* EXERCISE BRIEF
Repeat every entry word for word, but leave the images out of your copy.

* Figure dataset records

════

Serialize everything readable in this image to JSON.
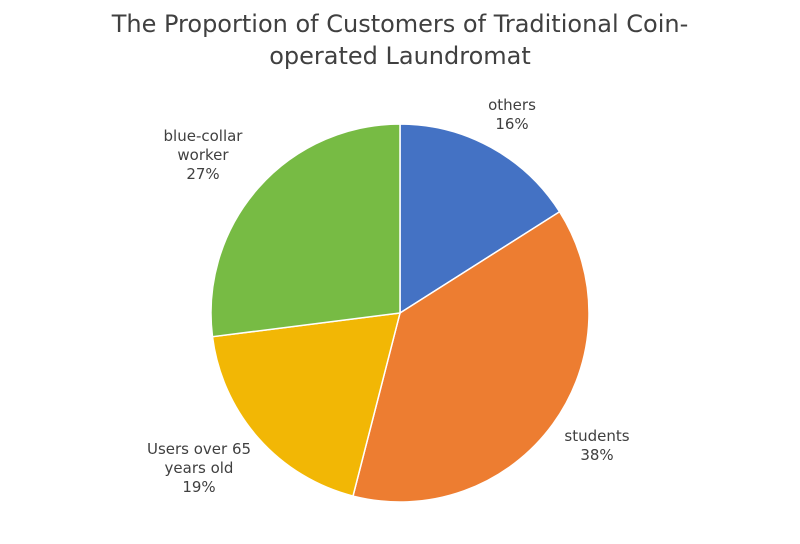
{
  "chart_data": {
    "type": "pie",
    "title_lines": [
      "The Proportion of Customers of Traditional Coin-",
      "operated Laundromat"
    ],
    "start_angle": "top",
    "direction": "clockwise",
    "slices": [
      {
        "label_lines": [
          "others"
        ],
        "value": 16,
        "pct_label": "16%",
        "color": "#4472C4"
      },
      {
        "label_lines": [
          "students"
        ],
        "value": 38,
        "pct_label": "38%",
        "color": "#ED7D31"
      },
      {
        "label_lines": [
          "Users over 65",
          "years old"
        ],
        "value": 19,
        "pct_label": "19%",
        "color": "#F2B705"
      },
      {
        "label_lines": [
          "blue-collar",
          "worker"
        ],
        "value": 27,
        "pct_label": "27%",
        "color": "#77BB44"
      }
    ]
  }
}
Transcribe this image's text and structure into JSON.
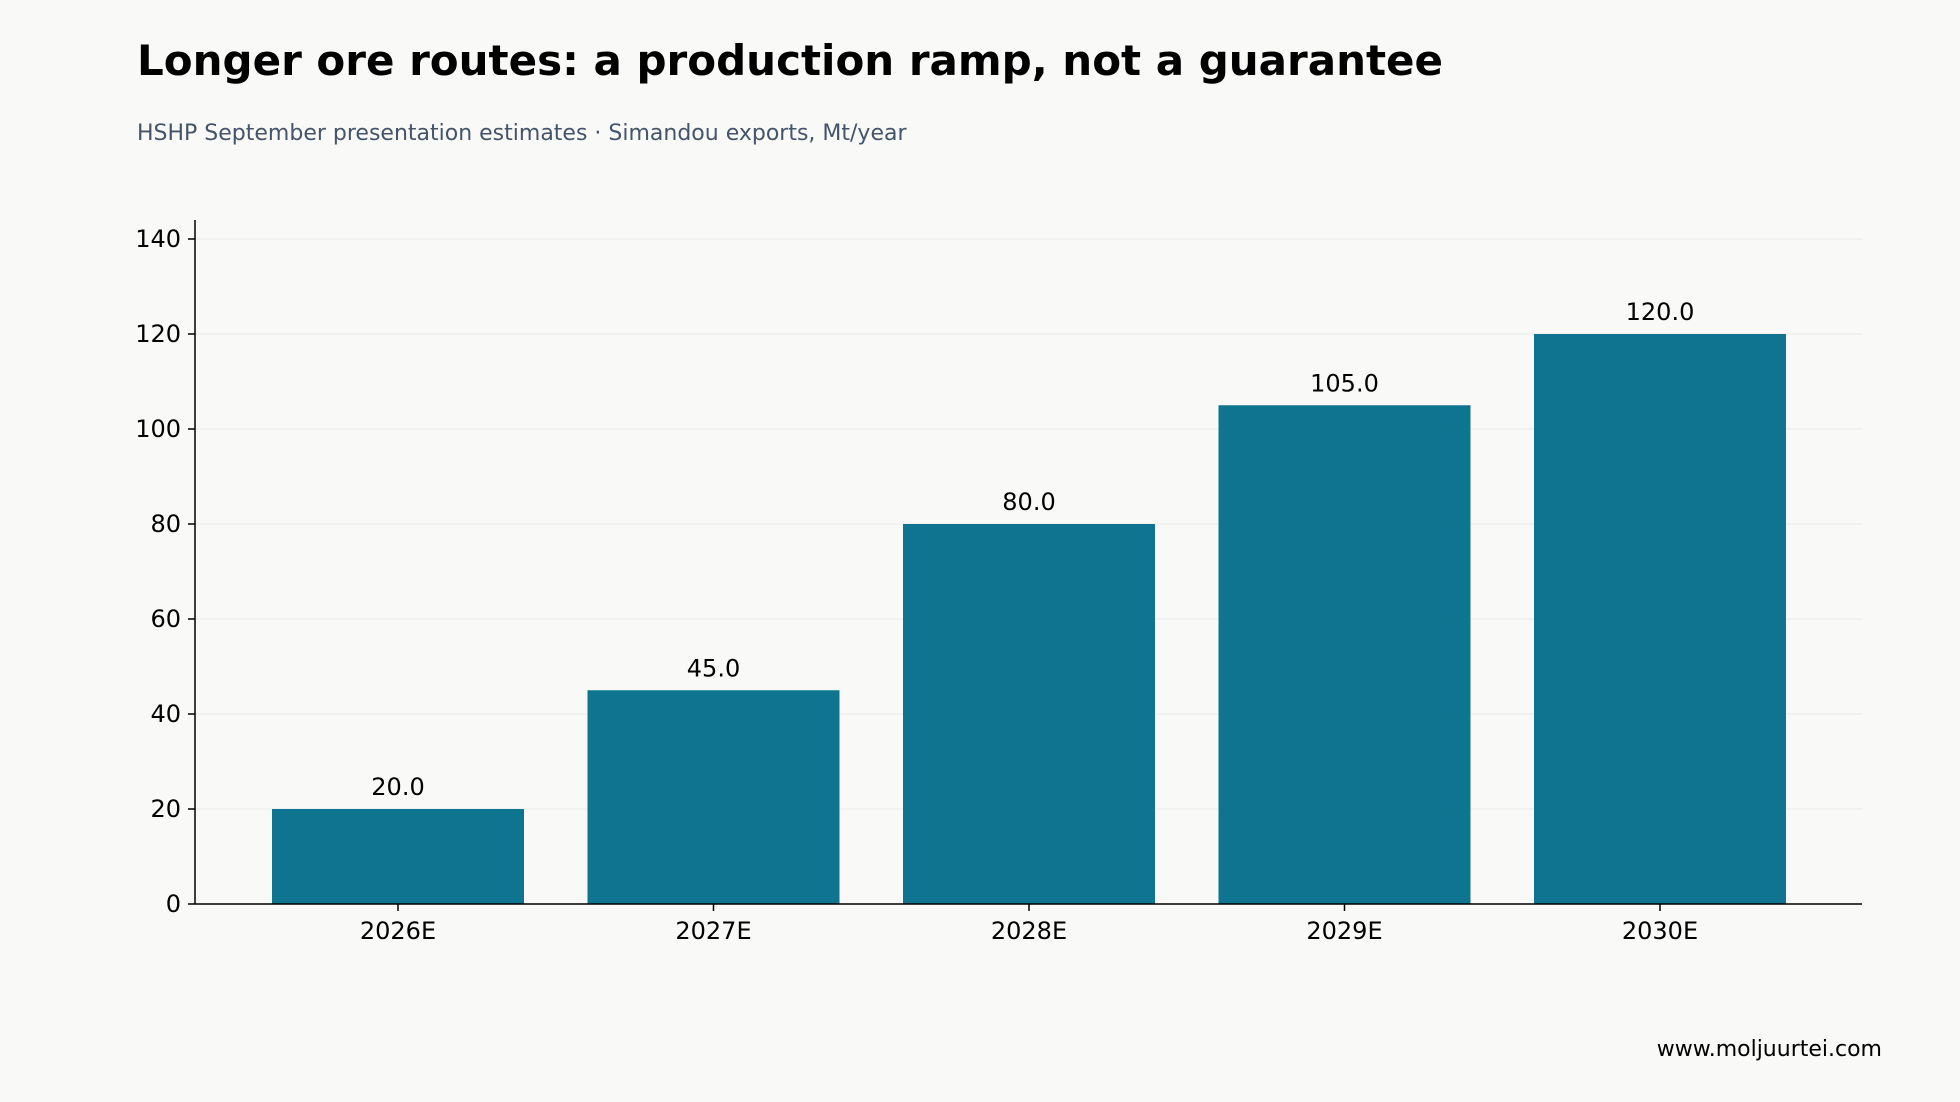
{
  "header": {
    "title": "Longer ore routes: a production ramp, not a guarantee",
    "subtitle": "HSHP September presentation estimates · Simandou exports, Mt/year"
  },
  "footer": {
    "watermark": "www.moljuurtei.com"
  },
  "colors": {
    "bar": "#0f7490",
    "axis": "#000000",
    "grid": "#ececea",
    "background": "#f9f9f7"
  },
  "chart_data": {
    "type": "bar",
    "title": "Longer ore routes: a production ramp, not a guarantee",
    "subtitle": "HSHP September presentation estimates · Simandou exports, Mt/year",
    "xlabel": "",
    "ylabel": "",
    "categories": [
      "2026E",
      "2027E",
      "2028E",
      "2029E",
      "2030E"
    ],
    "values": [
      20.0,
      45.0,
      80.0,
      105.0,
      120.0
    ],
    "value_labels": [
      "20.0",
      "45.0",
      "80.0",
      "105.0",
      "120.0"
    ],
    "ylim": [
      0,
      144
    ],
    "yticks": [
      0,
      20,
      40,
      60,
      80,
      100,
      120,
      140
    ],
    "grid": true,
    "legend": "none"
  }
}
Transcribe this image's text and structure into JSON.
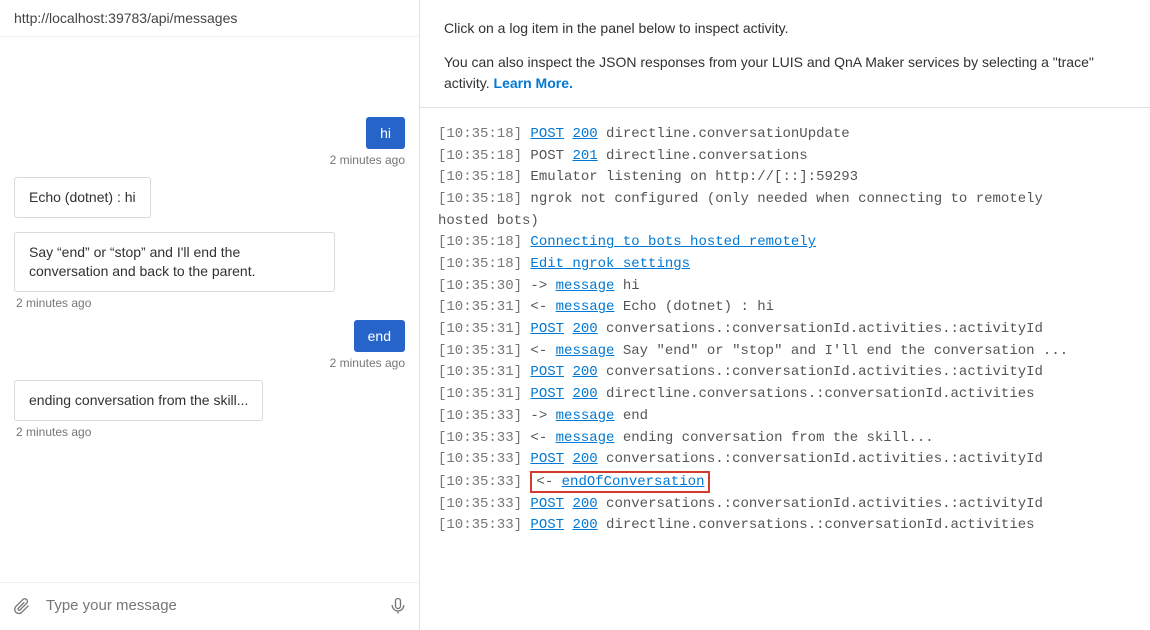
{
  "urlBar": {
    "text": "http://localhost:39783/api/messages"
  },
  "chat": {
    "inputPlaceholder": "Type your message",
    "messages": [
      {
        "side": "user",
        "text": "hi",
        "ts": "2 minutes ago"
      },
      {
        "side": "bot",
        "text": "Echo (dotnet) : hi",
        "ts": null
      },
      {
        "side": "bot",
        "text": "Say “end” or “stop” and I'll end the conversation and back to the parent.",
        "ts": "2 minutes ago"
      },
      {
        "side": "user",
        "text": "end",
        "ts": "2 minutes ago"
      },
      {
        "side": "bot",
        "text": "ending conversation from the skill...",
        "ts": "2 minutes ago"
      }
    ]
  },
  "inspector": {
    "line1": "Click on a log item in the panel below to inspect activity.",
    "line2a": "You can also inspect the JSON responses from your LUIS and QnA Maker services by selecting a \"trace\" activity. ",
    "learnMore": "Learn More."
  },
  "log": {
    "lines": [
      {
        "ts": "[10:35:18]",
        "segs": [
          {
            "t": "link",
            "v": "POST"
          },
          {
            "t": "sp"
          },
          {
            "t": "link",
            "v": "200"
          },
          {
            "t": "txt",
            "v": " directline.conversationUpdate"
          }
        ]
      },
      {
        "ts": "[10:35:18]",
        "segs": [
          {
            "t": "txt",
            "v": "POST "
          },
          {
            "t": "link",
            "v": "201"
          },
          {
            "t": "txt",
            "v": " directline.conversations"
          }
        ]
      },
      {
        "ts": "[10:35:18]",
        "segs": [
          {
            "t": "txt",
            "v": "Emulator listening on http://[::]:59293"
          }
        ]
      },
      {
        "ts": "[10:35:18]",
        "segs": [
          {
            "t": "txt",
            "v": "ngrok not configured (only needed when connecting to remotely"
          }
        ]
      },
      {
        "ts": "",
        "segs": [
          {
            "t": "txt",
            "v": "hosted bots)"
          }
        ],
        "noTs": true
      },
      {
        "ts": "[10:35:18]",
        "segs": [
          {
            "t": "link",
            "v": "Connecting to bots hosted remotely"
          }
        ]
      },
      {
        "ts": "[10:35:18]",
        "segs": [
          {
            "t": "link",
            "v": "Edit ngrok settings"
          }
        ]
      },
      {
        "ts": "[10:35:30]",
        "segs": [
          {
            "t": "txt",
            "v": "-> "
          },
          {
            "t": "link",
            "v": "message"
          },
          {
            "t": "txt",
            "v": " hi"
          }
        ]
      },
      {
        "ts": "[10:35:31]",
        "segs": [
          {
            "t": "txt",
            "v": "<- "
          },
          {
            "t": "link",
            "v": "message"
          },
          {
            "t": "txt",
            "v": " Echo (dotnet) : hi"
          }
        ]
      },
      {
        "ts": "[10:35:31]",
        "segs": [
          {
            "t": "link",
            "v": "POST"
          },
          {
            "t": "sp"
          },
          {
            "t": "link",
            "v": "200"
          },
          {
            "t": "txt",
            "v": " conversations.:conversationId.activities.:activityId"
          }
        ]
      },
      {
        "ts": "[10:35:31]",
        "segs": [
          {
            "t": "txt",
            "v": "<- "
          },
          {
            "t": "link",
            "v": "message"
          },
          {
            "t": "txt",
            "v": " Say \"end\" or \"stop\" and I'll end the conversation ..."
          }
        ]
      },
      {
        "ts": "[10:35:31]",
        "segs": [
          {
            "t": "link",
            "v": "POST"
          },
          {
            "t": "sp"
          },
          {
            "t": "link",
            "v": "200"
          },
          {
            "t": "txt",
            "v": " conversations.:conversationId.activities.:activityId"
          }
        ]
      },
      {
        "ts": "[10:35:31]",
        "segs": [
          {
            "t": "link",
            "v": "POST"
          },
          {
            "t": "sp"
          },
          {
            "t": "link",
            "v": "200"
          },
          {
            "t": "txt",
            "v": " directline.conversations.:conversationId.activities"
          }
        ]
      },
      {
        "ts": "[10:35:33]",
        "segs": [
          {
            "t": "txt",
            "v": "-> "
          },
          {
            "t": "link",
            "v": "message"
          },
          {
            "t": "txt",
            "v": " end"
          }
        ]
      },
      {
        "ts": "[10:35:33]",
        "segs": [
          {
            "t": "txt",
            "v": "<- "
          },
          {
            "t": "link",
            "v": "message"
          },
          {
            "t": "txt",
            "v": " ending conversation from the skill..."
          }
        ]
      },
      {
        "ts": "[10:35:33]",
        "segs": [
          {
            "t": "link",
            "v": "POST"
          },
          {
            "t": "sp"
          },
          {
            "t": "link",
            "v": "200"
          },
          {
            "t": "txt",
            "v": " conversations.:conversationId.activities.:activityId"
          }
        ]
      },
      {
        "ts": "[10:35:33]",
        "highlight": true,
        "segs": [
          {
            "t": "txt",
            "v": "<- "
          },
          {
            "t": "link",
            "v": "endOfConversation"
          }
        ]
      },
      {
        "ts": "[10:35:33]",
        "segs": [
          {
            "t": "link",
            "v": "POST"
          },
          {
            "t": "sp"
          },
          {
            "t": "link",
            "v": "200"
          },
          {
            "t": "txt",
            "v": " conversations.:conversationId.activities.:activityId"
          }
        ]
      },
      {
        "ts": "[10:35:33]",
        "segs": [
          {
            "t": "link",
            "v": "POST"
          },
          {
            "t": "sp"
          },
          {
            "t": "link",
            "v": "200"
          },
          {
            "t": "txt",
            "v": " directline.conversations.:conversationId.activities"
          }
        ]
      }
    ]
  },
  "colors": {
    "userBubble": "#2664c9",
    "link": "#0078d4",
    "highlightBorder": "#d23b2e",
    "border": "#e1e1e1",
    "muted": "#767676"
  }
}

════

* TASK RESULT
Serialize everything readable in this image to JSON.
{
  "chart_data": {
    "type": "pie",
    "title_lines": [
      "The Proportion of Customers of Traditional Coin-",
      "operated Laundromat"
    ],
    "start_angle": "top",
    "direction": "clockwise",
    "slices": [
      {
        "label_lines": [
          "others"
        ],
        "value": 16,
        "pct_label": "16%",
        "color": "#4472C4"
      },
      {
        "label_lines": [
          "students"
        ],
        "value": 38,
        "pct_label": "38%",
        "color": "#ED7D31"
      },
      {
        "label_lines": [
          "Users over 65",
          "years old"
        ],
        "value": 19,
        "pct_label": "19%",
        "color": "#F2B705"
      },
      {
        "label_lines": [
          "blue-collar",
          "worker"
        ],
        "value": 27,
        "pct_label": "27%",
        "color": "#77BB44"
      }
    ]
  }
}
Transcribe this image's text and structure into JSON.
{
  "header": {
    "title": "Longer ore routes: a production ramp, not a guarantee",
    "subtitle": "HSHP September presentation estimates · Simandou exports, Mt/year"
  },
  "footer": {
    "watermark": "www.moljuurtei.com"
  },
  "colors": {
    "bar": "#0f7490",
    "axis": "#000000",
    "grid": "#ececea",
    "background": "#f9f9f7"
  },
  "chart_data": {
    "type": "bar",
    "title": "Longer ore routes: a production ramp, not a guarantee",
    "subtitle": "HSHP September presentation estimates · Simandou exports, Mt/year",
    "xlabel": "",
    "ylabel": "",
    "categories": [
      "2026E",
      "2027E",
      "2028E",
      "2029E",
      "2030E"
    ],
    "values": [
      20.0,
      45.0,
      80.0,
      105.0,
      120.0
    ],
    "value_labels": [
      "20.0",
      "45.0",
      "80.0",
      "105.0",
      "120.0"
    ],
    "ylim": [
      0,
      144
    ],
    "yticks": [
      0,
      20,
      40,
      60,
      80,
      100,
      120,
      140
    ],
    "grid": true,
    "legend": "none"
  }
}
Transcribe this image's text and structure into JSON.
{
  "urlBar": {
    "text": "http://localhost:39783/api/messages"
  },
  "chat": {
    "inputPlaceholder": "Type your message",
    "messages": [
      {
        "side": "user",
        "text": "hi",
        "ts": "2 minutes ago"
      },
      {
        "side": "bot",
        "text": "Echo (dotnet) : hi",
        "ts": null
      },
      {
        "side": "bot",
        "text": "Say “end” or “stop” and I'll end the conversation and back to the parent.",
        "ts": "2 minutes ago"
      },
      {
        "side": "user",
        "text": "end",
        "ts": "2 minutes ago"
      },
      {
        "side": "bot",
        "text": "ending conversation from the skill...",
        "ts": "2 minutes ago"
      }
    ]
  },
  "inspector": {
    "line1": "Click on a log item in the panel below to inspect activity.",
    "line2a": "You can also inspect the JSON responses from your LUIS and QnA Maker services by selecting a \"trace\" activity. ",
    "learnMore": "Learn More."
  },
  "log": {
    "lines": [
      {
        "ts": "[10:35:18]",
        "segs": [
          {
            "t": "link",
            "v": "POST"
          },
          {
            "t": "sp"
          },
          {
            "t": "link",
            "v": "200"
          },
          {
            "t": "txt",
            "v": " directline.conversationUpdate"
          }
        ]
      },
      {
        "ts": "[10:35:18]",
        "segs": [
          {
            "t": "txt",
            "v": "POST "
          },
          {
            "t": "link",
            "v": "201"
          },
          {
            "t": "txt",
            "v": " directline.conversations"
          }
        ]
      },
      {
        "ts": "[10:35:18]",
        "segs": [
          {
            "t": "txt",
            "v": "Emulator listening on http://[::]:59293"
          }
        ]
      },
      {
        "ts": "[10:35:18]",
        "segs": [
          {
            "t": "txt",
            "v": "ngrok not configured (only needed when connecting to remotely"
          }
        ]
      },
      {
        "ts": "",
        "segs": [
          {
            "t": "txt",
            "v": "hosted bots)"
          }
        ],
        "noTs": true
      },
      {
        "ts": "[10:35:18]",
        "segs": [
          {
            "t": "link",
            "v": "Connecting to bots hosted remotely"
          }
        ]
      },
      {
        "ts": "[10:35:18]",
        "segs": [
          {
            "t": "link",
            "v": "Edit ngrok settings"
          }
        ]
      },
      {
        "ts": "[10:35:30]",
        "segs": [
          {
            "t": "txt",
            "v": "-> "
          },
          {
            "t": "link",
            "v": "message"
          },
          {
            "t": "txt",
            "v": " hi"
          }
        ]
      },
      {
        "ts": "[10:35:31]",
        "segs": [
          {
            "t": "txt",
            "v": "<- "
          },
          {
            "t": "link",
            "v": "message"
          },
          {
            "t": "txt",
            "v": " Echo (dotnet) : hi"
          }
        ]
      },
      {
        "ts": "[10:35:31]",
        "segs": [
          {
            "t": "link",
            "v": "POST"
          },
          {
            "t": "sp"
          },
          {
            "t": "link",
            "v": "200"
          },
          {
            "t": "txt",
            "v": " conversations.:conversationId.activities.:activityId"
          }
        ]
      },
      {
        "ts": "[10:35:31]",
        "segs": [
          {
            "t": "txt",
            "v": "<- "
          },
          {
            "t": "link",
            "v": "message"
          },
          {
            "t": "txt",
            "v": " Say \"end\" or \"stop\" and I'll end the conversation ..."
          }
        ]
      },
      {
        "ts": "[10:35:31]",
        "segs": [
          {
            "t": "link",
            "v": "POST"
          },
          {
            "t": "sp"
          },
          {
            "t": "link",
            "v": "200"
          },
          {
            "t": "txt",
            "v": " conversations.:conversationId.activities.:activityId"
          }
        ]
      },
      {
        "ts": "[10:35:31]",
        "segs": [
          {
            "t": "link",
            "v": "POST"
          },
          {
            "t": "sp"
          },
          {
            "t": "link",
            "v": "200"
          },
          {
            "t": "txt",
            "v": " directline.conversations.:conversationId.activities"
          }
        ]
      },
      {
        "ts": "[10:35:33]",
        "segs": [
          {
            "t": "txt",
            "v": "-> "
          },
          {
            "t": "link",
            "v": "message"
          },
          {
            "t": "txt",
            "v": " end"
          }
        ]
      },
      {
        "ts": "[10:35:33]",
        "segs": [
          {
            "t": "txt",
            "v": "<- "
          },
          {
            "t": "link",
            "v": "message"
          },
          {
            "t": "txt",
            "v": " ending conversation from the skill..."
          }
        ]
      },
      {
        "ts": "[10:35:33]",
        "segs": [
          {
            "t": "link",
            "v": "POST"
          },
          {
            "t": "sp"
          },
          {
            "t": "link",
            "v": "200"
          },
          {
            "t": "txt",
            "v": " conversations.:conversationId.activities.:activityId"
          }
        ]
      },
      {
        "ts": "[10:35:33]",
        "highlight": true,
        "segs": [
          {
            "t": "txt",
            "v": "<- "
          },
          {
            "t": "link",
            "v": "endOfConversation"
          }
        ]
      },
      {
        "ts": "[10:35:33]",
        "segs": [
          {
            "t": "link",
            "v": "POST"
          },
          {
            "t": "sp"
          },
          {
            "t": "link",
            "v": "200"
          },
          {
            "t": "txt",
            "v": " conversations.:conversationId.activities.:activityId"
          }
        ]
      },
      {
        "ts": "[10:35:33]",
        "segs": [
          {
            "t": "link",
            "v": "POST"
          },
          {
            "t": "sp"
          },
          {
            "t": "link",
            "v": "200"
          },
          {
            "t": "txt",
            "v": " directline.conversations.:conversationId.activities"
          }
        ]
      }
    ]
  },
  "colors": {
    "userBubble": "#2664c9",
    "link": "#0078d4",
    "highlightBorder": "#d23b2e",
    "border": "#e1e1e1",
    "muted": "#767676"
  }
}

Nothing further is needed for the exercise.